* [Stated problem] Restate the data word for word and leave the images out.

* [Data provided]

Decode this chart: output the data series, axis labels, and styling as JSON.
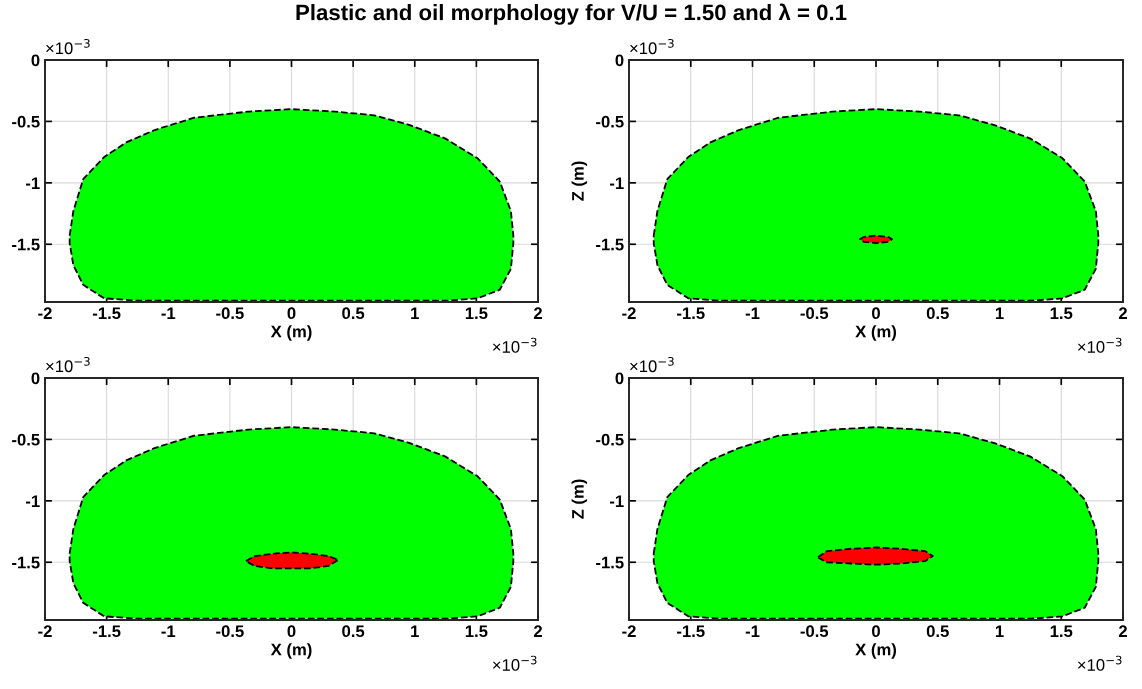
{
  "chart_data": [
    {
      "type": "area",
      "title": "Plastic and oil morphology for V/U = 1.50 and λ = 0.1",
      "xlabel": "X (m)",
      "xlim": [
        -2,
        2
      ],
      "ylim": [
        -1.97,
        0
      ],
      "xticks": [
        -2,
        -1.5,
        -1,
        -0.5,
        0,
        0.5,
        1,
        1.5,
        2
      ],
      "yticks": [
        -1.5,
        -1,
        -0.5,
        0
      ],
      "grid": true,
      "line_style": "dashed",
      "annotations": [
        "×10$^{−3}$",
        "×10$^{−3}$"
      ],
      "series": [
        {
          "color": "#00ff00",
          "x": [
            -1.8,
            -1.77,
            -1.69,
            -1.52,
            -1.34,
            -1.11,
            -0.79,
            -0.35,
            0,
            0.35,
            0.67,
            0.96,
            1.25,
            1.51,
            1.69,
            1.78,
            1.8,
            1.8,
            1.78,
            1.69,
            1.51,
            1.25,
            0,
            -1.25,
            -1.52,
            -1.69,
            -1.77,
            -1.8
          ],
          "values": [
            -1.43,
            -1.23,
            -0.97,
            -0.79,
            -0.67,
            -0.57,
            -0.47,
            -0.42,
            -0.4,
            -0.42,
            -0.45,
            -0.53,
            -0.64,
            -0.8,
            -0.99,
            -1.23,
            -1.43,
            -1.49,
            -1.7,
            -1.87,
            -1.94,
            -1.96,
            -1.96,
            -1.96,
            -1.94,
            -1.83,
            -1.67,
            -1.49
          ]
        }
      ]
    },
    {
      "type": "area",
      "xlabel": "X (m)",
      "ylabel": "Z (m)",
      "xlim": [
        -2,
        2
      ],
      "ylim": [
        -1.97,
        0
      ],
      "xticks": [
        -2,
        -1.5,
        -1,
        -0.5,
        0,
        0.5,
        1,
        1.5,
        2
      ],
      "yticks": [
        -1.5,
        -1,
        -0.5,
        0
      ],
      "grid": true,
      "line_style": "dashed",
      "annotations": [
        "×10$^{−3}$",
        "×10$^{−3}$"
      ],
      "series": [
        {
          "color": "#00ff00",
          "x": [
            -1.8,
            -1.77,
            -1.69,
            -1.52,
            -1.34,
            -1.11,
            -0.79,
            -0.35,
            0,
            0.35,
            0.67,
            0.96,
            1.25,
            1.51,
            1.69,
            1.78,
            1.8,
            1.8,
            1.78,
            1.69,
            1.51,
            1.25,
            0,
            -1.25,
            -1.52,
            -1.69,
            -1.77,
            -1.8
          ],
          "values": [
            -1.43,
            -1.23,
            -0.97,
            -0.79,
            -0.67,
            -0.57,
            -0.47,
            -0.42,
            -0.4,
            -0.42,
            -0.45,
            -0.53,
            -0.64,
            -0.8,
            -0.99,
            -1.23,
            -1.43,
            -1.49,
            -1.7,
            -1.87,
            -1.94,
            -1.96,
            -1.96,
            -1.96,
            -1.94,
            -1.83,
            -1.67,
            -1.49
          ]
        },
        {
          "color": "#ff0000",
          "x": [
            -0.13,
            -0.1,
            0,
            0.1,
            0.13,
            0.1,
            0,
            -0.1
          ],
          "values": [
            -1.46,
            -1.44,
            -1.43,
            -1.44,
            -1.46,
            -1.48,
            -1.49,
            -1.48
          ]
        }
      ]
    },
    {
      "type": "area",
      "xlabel": "X (m)",
      "xlim": [
        -2,
        2
      ],
      "ylim": [
        -1.97,
        0
      ],
      "xticks": [
        -2,
        -1.5,
        -1,
        -0.5,
        0,
        0.5,
        1,
        1.5,
        2
      ],
      "yticks": [
        -1.5,
        -1,
        -0.5,
        0
      ],
      "grid": true,
      "line_style": "dashed",
      "annotations": [
        "×10$^{−3}$",
        "×10$^{−3}$"
      ],
      "series": [
        {
          "color": "#00ff00",
          "x": [
            -1.8,
            -1.77,
            -1.69,
            -1.52,
            -1.34,
            -1.11,
            -0.79,
            -0.35,
            0,
            0.35,
            0.67,
            0.96,
            1.25,
            1.51,
            1.69,
            1.78,
            1.8,
            1.8,
            1.78,
            1.69,
            1.51,
            1.25,
            0,
            -1.25,
            -1.52,
            -1.69,
            -1.77,
            -1.8
          ],
          "values": [
            -1.43,
            -1.23,
            -0.97,
            -0.79,
            -0.67,
            -0.57,
            -0.47,
            -0.42,
            -0.4,
            -0.42,
            -0.45,
            -0.53,
            -0.64,
            -0.8,
            -0.99,
            -1.23,
            -1.43,
            -1.49,
            -1.7,
            -1.87,
            -1.94,
            -1.96,
            -1.96,
            -1.96,
            -1.94,
            -1.83,
            -1.67,
            -1.49
          ]
        },
        {
          "color": "#ff0000",
          "x": [
            -0.37,
            -0.3,
            -0.15,
            0,
            0.15,
            0.3,
            0.38,
            0.3,
            0.15,
            0,
            -0.15,
            -0.3
          ],
          "values": [
            -1.49,
            -1.45,
            -1.43,
            -1.42,
            -1.43,
            -1.45,
            -1.48,
            -1.53,
            -1.55,
            -1.55,
            -1.55,
            -1.53
          ]
        }
      ]
    },
    {
      "type": "area",
      "xlabel": "X (m)",
      "ylabel": "Z (m)",
      "xlim": [
        -2,
        2
      ],
      "ylim": [
        -1.97,
        0
      ],
      "xticks": [
        -2,
        -1.5,
        -1,
        -0.5,
        0,
        0.5,
        1,
        1.5,
        2
      ],
      "yticks": [
        -1.5,
        -1,
        -0.5,
        0
      ],
      "grid": true,
      "line_style": "dashed",
      "annotations": [
        "×10$^{−3}$",
        "×10$^{−3}$"
      ],
      "series": [
        {
          "color": "#00ff00",
          "x": [
            -1.8,
            -1.77,
            -1.69,
            -1.52,
            -1.34,
            -1.11,
            -0.79,
            -0.35,
            0,
            0.35,
            0.67,
            0.96,
            1.25,
            1.51,
            1.69,
            1.78,
            1.8,
            1.8,
            1.78,
            1.69,
            1.51,
            1.25,
            0,
            -1.25,
            -1.52,
            -1.69,
            -1.77,
            -1.8
          ],
          "values": [
            -1.43,
            -1.23,
            -0.97,
            -0.79,
            -0.67,
            -0.57,
            -0.47,
            -0.42,
            -0.4,
            -0.42,
            -0.45,
            -0.53,
            -0.64,
            -0.8,
            -0.99,
            -1.23,
            -1.43,
            -1.49,
            -1.7,
            -1.87,
            -1.94,
            -1.96,
            -1.96,
            -1.96,
            -1.94,
            -1.83,
            -1.67,
            -1.49
          ]
        },
        {
          "color": "#ff0000",
          "x": [
            -0.47,
            -0.4,
            -0.2,
            0,
            0.2,
            0.4,
            0.46,
            0.4,
            0.2,
            0,
            -0.2,
            -0.4
          ],
          "values": [
            -1.46,
            -1.41,
            -1.39,
            -1.38,
            -1.39,
            -1.41,
            -1.45,
            -1.49,
            -1.51,
            -1.52,
            -1.51,
            -1.5
          ]
        }
      ]
    }
  ]
}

* [Solved problem]
Decode this chart: output the data series, axis labels, and styling as JSON.
{
  "chart_data": [
    {
      "type": "area",
      "title": "Plastic and oil morphology for V/U = 1.50 and λ = 0.1",
      "xlabel": "X (m)",
      "xlim": [
        -2,
        2
      ],
      "ylim": [
        -1.97,
        0
      ],
      "xticks": [
        -2,
        -1.5,
        -1,
        -0.5,
        0,
        0.5,
        1,
        1.5,
        2
      ],
      "yticks": [
        -1.5,
        -1,
        -0.5,
        0
      ],
      "grid": true,
      "line_style": "dashed",
      "annotations": [
        "×10$^{−3}$",
        "×10$^{−3}$"
      ],
      "series": [
        {
          "color": "#00ff00",
          "x": [
            -1.8,
            -1.77,
            -1.69,
            -1.52,
            -1.34,
            -1.11,
            -0.79,
            -0.35,
            0,
            0.35,
            0.67,
            0.96,
            1.25,
            1.51,
            1.69,
            1.78,
            1.8,
            1.8,
            1.78,
            1.69,
            1.51,
            1.25,
            0,
            -1.25,
            -1.52,
            -1.69,
            -1.77,
            -1.8
          ],
          "values": [
            -1.43,
            -1.23,
            -0.97,
            -0.79,
            -0.67,
            -0.57,
            -0.47,
            -0.42,
            -0.4,
            -0.42,
            -0.45,
            -0.53,
            -0.64,
            -0.8,
            -0.99,
            -1.23,
            -1.43,
            -1.49,
            -1.7,
            -1.87,
            -1.94,
            -1.96,
            -1.96,
            -1.96,
            -1.94,
            -1.83,
            -1.67,
            -1.49
          ]
        }
      ]
    },
    {
      "type": "area",
      "xlabel": "X (m)",
      "ylabel": "Z (m)",
      "xlim": [
        -2,
        2
      ],
      "ylim": [
        -1.97,
        0
      ],
      "xticks": [
        -2,
        -1.5,
        -1,
        -0.5,
        0,
        0.5,
        1,
        1.5,
        2
      ],
      "yticks": [
        -1.5,
        -1,
        -0.5,
        0
      ],
      "grid": true,
      "line_style": "dashed",
      "annotations": [
        "×10$^{−3}$",
        "×10$^{−3}$"
      ],
      "series": [
        {
          "color": "#00ff00",
          "x": [
            -1.8,
            -1.77,
            -1.69,
            -1.52,
            -1.34,
            -1.11,
            -0.79,
            -0.35,
            0,
            0.35,
            0.67,
            0.96,
            1.25,
            1.51,
            1.69,
            1.78,
            1.8,
            1.8,
            1.78,
            1.69,
            1.51,
            1.25,
            0,
            -1.25,
            -1.52,
            -1.69,
            -1.77,
            -1.8
          ],
          "values": [
            -1.43,
            -1.23,
            -0.97,
            -0.79,
            -0.67,
            -0.57,
            -0.47,
            -0.42,
            -0.4,
            -0.42,
            -0.45,
            -0.53,
            -0.64,
            -0.8,
            -0.99,
            -1.23,
            -1.43,
            -1.49,
            -1.7,
            -1.87,
            -1.94,
            -1.96,
            -1.96,
            -1.96,
            -1.94,
            -1.83,
            -1.67,
            -1.49
          ]
        },
        {
          "color": "#ff0000",
          "x": [
            -0.13,
            -0.1,
            0,
            0.1,
            0.13,
            0.1,
            0,
            -0.1
          ],
          "values": [
            -1.46,
            -1.44,
            -1.43,
            -1.44,
            -1.46,
            -1.48,
            -1.49,
            -1.48
          ]
        }
      ]
    },
    {
      "type": "area",
      "xlabel": "X (m)",
      "xlim": [
        -2,
        2
      ],
      "ylim": [
        -1.97,
        0
      ],
      "xticks": [
        -2,
        -1.5,
        -1,
        -0.5,
        0,
        0.5,
        1,
        1.5,
        2
      ],
      "yticks": [
        -1.5,
        -1,
        -0.5,
        0
      ],
      "grid": true,
      "line_style": "dashed",
      "annotations": [
        "×10$^{−3}$",
        "×10$^{−3}$"
      ],
      "series": [
        {
          "color": "#00ff00",
          "x": [
            -1.8,
            -1.77,
            -1.69,
            -1.52,
            -1.34,
            -1.11,
            -0.79,
            -0.35,
            0,
            0.35,
            0.67,
            0.96,
            1.25,
            1.51,
            1.69,
            1.78,
            1.8,
            1.8,
            1.78,
            1.69,
            1.51,
            1.25,
            0,
            -1.25,
            -1.52,
            -1.69,
            -1.77,
            -1.8
          ],
          "values": [
            -1.43,
            -1.23,
            -0.97,
            -0.79,
            -0.67,
            -0.57,
            -0.47,
            -0.42,
            -0.4,
            -0.42,
            -0.45,
            -0.53,
            -0.64,
            -0.8,
            -0.99,
            -1.23,
            -1.43,
            -1.49,
            -1.7,
            -1.87,
            -1.94,
            -1.96,
            -1.96,
            -1.96,
            -1.94,
            -1.83,
            -1.67,
            -1.49
          ]
        },
        {
          "color": "#ff0000",
          "x": [
            -0.37,
            -0.3,
            -0.15,
            0,
            0.15,
            0.3,
            0.38,
            0.3,
            0.15,
            0,
            -0.15,
            -0.3
          ],
          "values": [
            -1.49,
            -1.45,
            -1.43,
            -1.42,
            -1.43,
            -1.45,
            -1.48,
            -1.53,
            -1.55,
            -1.55,
            -1.55,
            -1.53
          ]
        }
      ]
    },
    {
      "type": "area",
      "xlabel": "X (m)",
      "ylabel": "Z (m)",
      "xlim": [
        -2,
        2
      ],
      "ylim": [
        -1.97,
        0
      ],
      "xticks": [
        -2,
        -1.5,
        -1,
        -0.5,
        0,
        0.5,
        1,
        1.5,
        2
      ],
      "yticks": [
        -1.5,
        -1,
        -0.5,
        0
      ],
      "grid": true,
      "line_style": "dashed",
      "annotations": [
        "×10$^{−3}$",
        "×10$^{−3}$"
      ],
      "series": [
        {
          "color": "#00ff00",
          "x": [
            -1.8,
            -1.77,
            -1.69,
            -1.52,
            -1.34,
            -1.11,
            -0.79,
            -0.35,
            0,
            0.35,
            0.67,
            0.96,
            1.25,
            1.51,
            1.69,
            1.78,
            1.8,
            1.8,
            1.78,
            1.69,
            1.51,
            1.25,
            0,
            -1.25,
            -1.52,
            -1.69,
            -1.77,
            -1.8
          ],
          "values": [
            -1.43,
            -1.23,
            -0.97,
            -0.79,
            -0.67,
            -0.57,
            -0.47,
            -0.42,
            -0.4,
            -0.42,
            -0.45,
            -0.53,
            -0.64,
            -0.8,
            -0.99,
            -1.23,
            -1.43,
            -1.49,
            -1.7,
            -1.87,
            -1.94,
            -1.96,
            -1.96,
            -1.96,
            -1.94,
            -1.83,
            -1.67,
            -1.49
          ]
        },
        {
          "color": "#ff0000",
          "x": [
            -0.47,
            -0.4,
            -0.2,
            0,
            0.2,
            0.4,
            0.46,
            0.4,
            0.2,
            0,
            -0.2,
            -0.4
          ],
          "values": [
            -1.46,
            -1.41,
            -1.39,
            -1.38,
            -1.39,
            -1.41,
            -1.45,
            -1.49,
            -1.51,
            -1.52,
            -1.51,
            -1.5
          ]
        }
      ]
    }
  ]
}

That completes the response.